(Estratto del documento):
ISSN 2385-1376
Testo massima
Ha diritto alle prestazioni previdenziali, l’avvocato che produce reddito professionale soltanto all’estero ma che adempie regolarmente agli obblighi contributivi in Italia.
È quanto ribadisce la Suprema Corte di Cassazione, sezione Lavoro, con la sentenza n. 4584 del 26 febbraio 2014.
La Corte, chiamata a pronunciarsi sulla determinazione della continuità dell’attività professionale dell’avvocato ai fini pensionistici, ha stabilito che è il mero dato “storico” dello svolgimento dell’attività professionale e del pagamento dei contributi alla Cassa forense, e non il reddito effettivamente dichiarato, a determinare la continuità professionale ai fini sopra detti.

(Dettagli del problema):
Traduci in inglese questa frase dell'estratto del documento: «Ha diritto alle prestazioni previdenziali, l’avvocato che produce reddito professionale soltanto all’estero ma che adempie regolarmente agli obblighi contributivi in Italia.»

(Materiale fornito):
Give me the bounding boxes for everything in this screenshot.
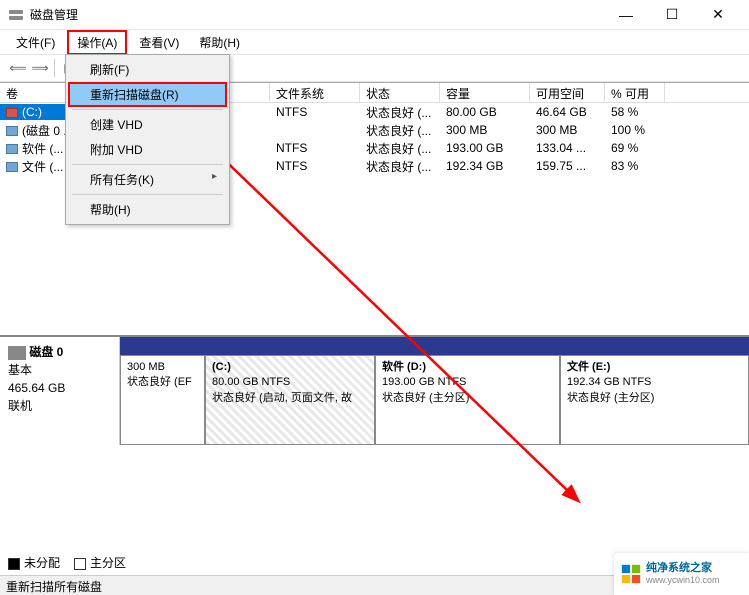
dropdown-all-tasks[interactable]: 所有任务(K): [68, 167, 227, 192]
col-size[interactable]: 容量: [440, 83, 530, 102]
disk-type: 基本: [8, 361, 111, 379]
disk-panel: 磁盘 0 基本 465.64 GB 联机 300 MB状态良好 (EF(C:)8…: [0, 335, 749, 445]
partition[interactable]: (C:)80.00 GB NTFS状态良好 (启动, 页面文件, 故: [205, 355, 375, 445]
maximize-button[interactable]: ☐: [649, 0, 695, 30]
legend-primary: 主分区: [74, 554, 126, 571]
col-fs[interactable]: 文件系统: [270, 83, 360, 102]
close-button[interactable]: ✕: [695, 0, 741, 30]
partition[interactable]: 文件 (E:)192.34 GB NTFS状态良好 (主分区): [560, 355, 749, 445]
dropdown-create-vhd[interactable]: 创建 VHD: [68, 112, 227, 137]
watermark-logo-icon: [620, 563, 642, 585]
disk-size: 465.64 GB: [8, 379, 111, 397]
col-free[interactable]: 可用空间: [530, 83, 605, 102]
disk-icon: [8, 346, 26, 360]
action-dropdown: 刷新(F) 重新扫描磁盘(R) 创建 VHD 附加 VHD 所有任务(K) 帮助…: [65, 54, 230, 225]
back-button[interactable]: ⟸: [8, 58, 28, 78]
minimize-button[interactable]: —: [603, 0, 649, 30]
legend-unallocated: 未分配: [8, 554, 60, 571]
menu-action[interactable]: 操作(A): [67, 30, 127, 55]
dropdown-separator: [72, 194, 223, 195]
menu-view[interactable]: 查看(V): [131, 32, 187, 53]
partition-header-bar: [120, 337, 749, 355]
partition[interactable]: 300 MB状态良好 (EF: [120, 355, 205, 445]
disk-state: 联机: [8, 397, 111, 415]
partition[interactable]: 软件 (D:)193.00 GB NTFS状态良好 (主分区): [375, 355, 560, 445]
dropdown-help[interactable]: 帮助(H): [68, 197, 227, 222]
dropdown-refresh[interactable]: 刷新(F): [68, 57, 227, 82]
watermark-name: 纯净系统之家: [646, 562, 720, 575]
dropdown-rescan[interactable]: 重新扫描磁盘(R): [68, 82, 227, 107]
dropdown-separator: [72, 164, 223, 165]
menu-file[interactable]: 文件(F): [8, 32, 63, 53]
dropdown-attach-vhd[interactable]: 附加 VHD: [68, 137, 227, 162]
window-title: 磁盘管理: [30, 6, 603, 23]
forward-button[interactable]: ⟹: [30, 58, 50, 78]
dropdown-separator: [72, 109, 223, 110]
col-status[interactable]: 状态: [360, 83, 440, 102]
col-pct[interactable]: % 可用: [605, 83, 665, 102]
app-icon: [8, 7, 24, 23]
disk-label: 磁盘 0: [29, 345, 63, 359]
watermark: 纯净系统之家www.ycwin10.com: [614, 553, 749, 595]
menu-help[interactable]: 帮助(H): [191, 32, 248, 53]
toolbar-separator: [54, 59, 55, 77]
watermark-url: www.ycwin10.com: [646, 575, 720, 586]
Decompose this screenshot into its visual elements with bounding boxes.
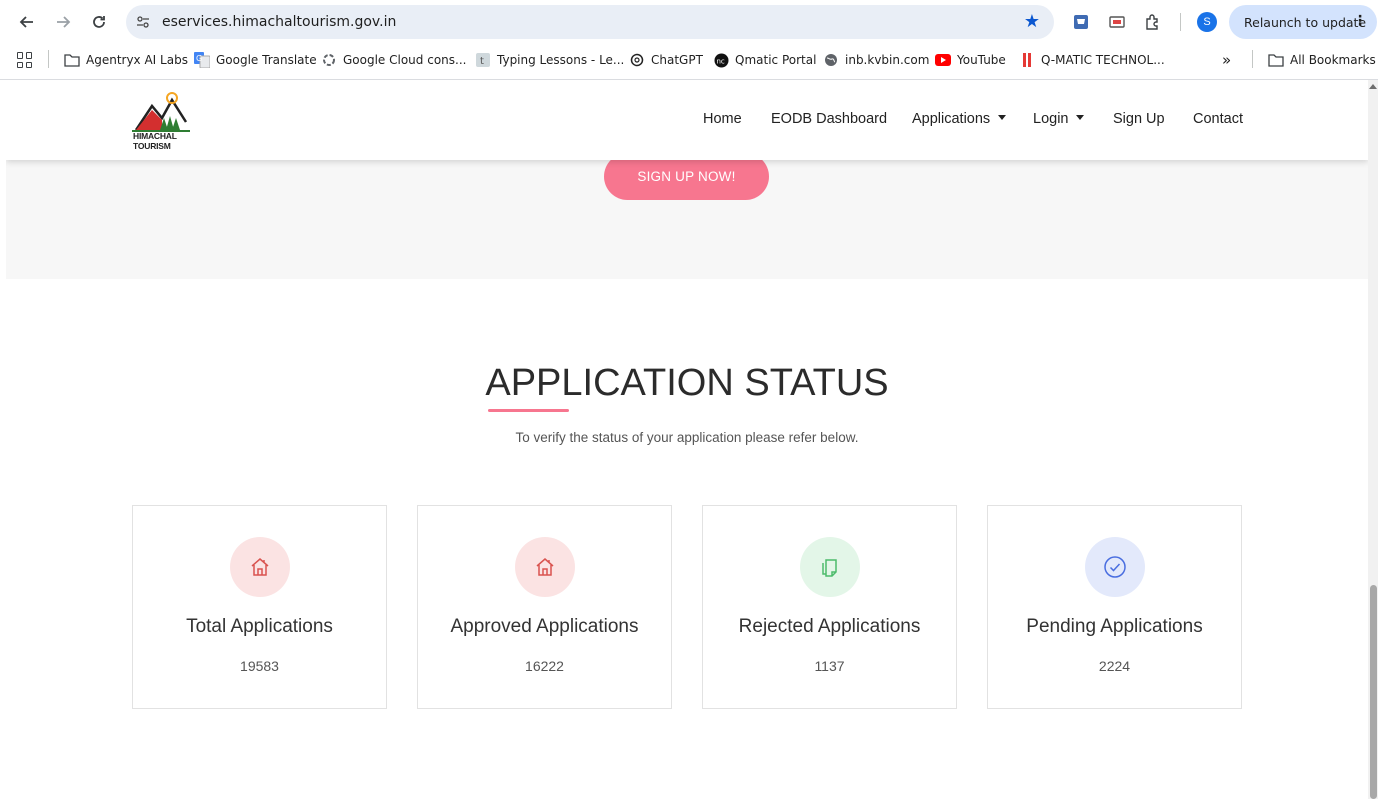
site-header: HIMACHAL TOURISM Home EODB Dashboard App…	[6, 80, 1368, 160]
bookmarks-divider	[48, 50, 49, 68]
nav-applications-dropdown[interactable]: Applications	[912, 111, 1007, 127]
logo-text: TOURISM	[133, 141, 171, 151]
status-card-rejected: Rejected Applications 1137	[702, 505, 957, 709]
bookmark-label: Google Translate	[216, 53, 317, 67]
nav-label: Login	[1033, 111, 1069, 127]
bookmark-youtube[interactable]: YouTube	[935, 50, 1006, 70]
bookmark-label: Qmatic Portal	[735, 53, 817, 67]
caret-down-icon	[998, 114, 1007, 120]
card-label: Total Applications	[186, 616, 333, 637]
folder-icon	[64, 52, 80, 68]
bookmarks-overflow-button[interactable]: »	[1222, 50, 1231, 70]
bookmark-label: inb.kvbin.com	[845, 53, 930, 67]
qmatic-icon: nc	[713, 52, 729, 68]
bookmark-chatgpt[interactable]: ChatGPT	[629, 50, 703, 70]
title-underline	[488, 409, 569, 412]
bookmark-label: YouTube	[957, 53, 1006, 67]
check-circle-icon	[1085, 537, 1145, 597]
nav-sign-up[interactable]: Sign Up	[1113, 111, 1165, 127]
card-value: 1137	[814, 658, 845, 674]
bookmark-label: Agentryx AI Labs	[86, 53, 188, 67]
svg-text:G: G	[196, 54, 202, 63]
cloud-icon	[321, 52, 337, 68]
bookmark-inb-kvbin[interactable]: inb.kvbin.com	[823, 50, 929, 70]
bookmark-google-translate[interactable]: G Google Translate	[194, 50, 317, 70]
translate-icon: G	[194, 52, 210, 68]
address-bar[interactable]: eservices.himachaltourism.gov.in ★	[126, 5, 1054, 39]
card-label: Approved Applications	[450, 616, 639, 637]
bookmarks-divider	[1252, 50, 1253, 68]
bookmark-label: Typing Lessons - Le...	[497, 53, 625, 67]
bookmark-label: Google Cloud cons...	[343, 53, 467, 67]
logo-text: HIMACHAL	[133, 131, 177, 141]
all-bookmarks-label: All Bookmarks	[1290, 53, 1376, 67]
site-info-icon[interactable]	[134, 13, 152, 31]
svg-text:nc: nc	[716, 57, 724, 65]
bookmark-label: ChatGPT	[651, 53, 703, 67]
card-value: 2224	[1098, 658, 1131, 674]
bookmark-star-icon[interactable]: ★	[1024, 11, 1040, 32]
caret-down-icon	[1076, 114, 1085, 120]
bookmark-label: Q-MATIC TECHNOL...	[1041, 53, 1165, 67]
bookmark-agentryx[interactable]: Agentryx AI Labs	[64, 50, 188, 70]
document-icon	[800, 537, 860, 597]
nav-login-dropdown[interactable]: Login	[1033, 111, 1085, 127]
scroll-up-arrow-icon[interactable]	[1369, 84, 1377, 89]
qmatic-tech-icon	[1019, 52, 1035, 68]
folder-icon	[1268, 52, 1284, 68]
house-icon	[515, 537, 575, 597]
youtube-icon	[935, 52, 951, 68]
bookmark-typing-lessons[interactable]: t Typing Lessons - Le...	[475, 50, 624, 70]
svg-text:t: t	[480, 56, 484, 67]
card-label: Pending Applications	[1026, 616, 1203, 637]
relaunch-button[interactable]: Relaunch to update ⋮	[1229, 5, 1377, 39]
shopping-cart-icon[interactable]	[1070, 11, 1092, 33]
card-value: 16222	[525, 658, 564, 674]
card-label: Rejected Applications	[738, 616, 921, 637]
browser-toolbar: eservices.himachaltourism.gov.in ★ S Rel…	[0, 0, 1378, 44]
scrollbar-thumb[interactable]	[1370, 585, 1377, 799]
all-bookmarks-button[interactable]: All Bookmarks	[1268, 50, 1376, 70]
nav-eodb-dashboard[interactable]: EODB Dashboard	[771, 111, 887, 127]
typing-icon: t	[475, 52, 491, 68]
forward-arrow-icon[interactable]	[51, 10, 75, 34]
card-value: 19583	[240, 658, 279, 674]
section-title: APPLICATION STATUS	[485, 362, 889, 404]
bookmark-google-cloud[interactable]: Google Cloud cons...	[321, 50, 466, 70]
url-text[interactable]: eservices.himachaltourism.gov.in	[162, 14, 396, 30]
nav-label: Applications	[912, 111, 991, 127]
bookmark-qmatic-technol[interactable]: Q-MATIC TECHNOL...	[1019, 50, 1165, 70]
globe-icon	[823, 52, 839, 68]
cast-icon[interactable]	[1106, 11, 1128, 33]
status-card-total: Total Applications 19583	[132, 505, 387, 709]
reload-icon[interactable]	[87, 10, 111, 34]
bookmark-qmatic-portal[interactable]: nc Qmatic Portal	[713, 50, 816, 70]
nav-contact[interactable]: Contact	[1193, 111, 1243, 127]
status-card-approved: Approved Applications 16222	[417, 505, 672, 709]
profile-avatar[interactable]: S	[1197, 12, 1217, 32]
apps-grid-icon[interactable]	[17, 52, 33, 68]
sign-up-now-button[interactable]: SIGN UP NOW!	[604, 153, 769, 200]
status-card-pending: Pending Applications 2224	[987, 505, 1242, 709]
extensions-icon[interactable]	[1142, 11, 1164, 33]
page-viewport: HIMACHAL TOURISM Home EODB Dashboard App…	[6, 80, 1368, 799]
house-icon	[230, 537, 290, 597]
section-subtitle: To verify the status of your application…	[515, 430, 859, 445]
relaunch-label: Relaunch to update	[1244, 14, 1367, 30]
nav-home[interactable]: Home	[703, 111, 742, 127]
menu-dots-icon[interactable]: ⋮	[1353, 13, 1367, 29]
back-arrow-icon[interactable]	[15, 10, 39, 34]
toolbar-divider	[1180, 13, 1181, 31]
chatgpt-icon	[629, 52, 645, 68]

(Risultato finale):
A lawyer who earns professional income only abroad but regularly fulfills the contribution obligations in Italy is entitled to social security benefits.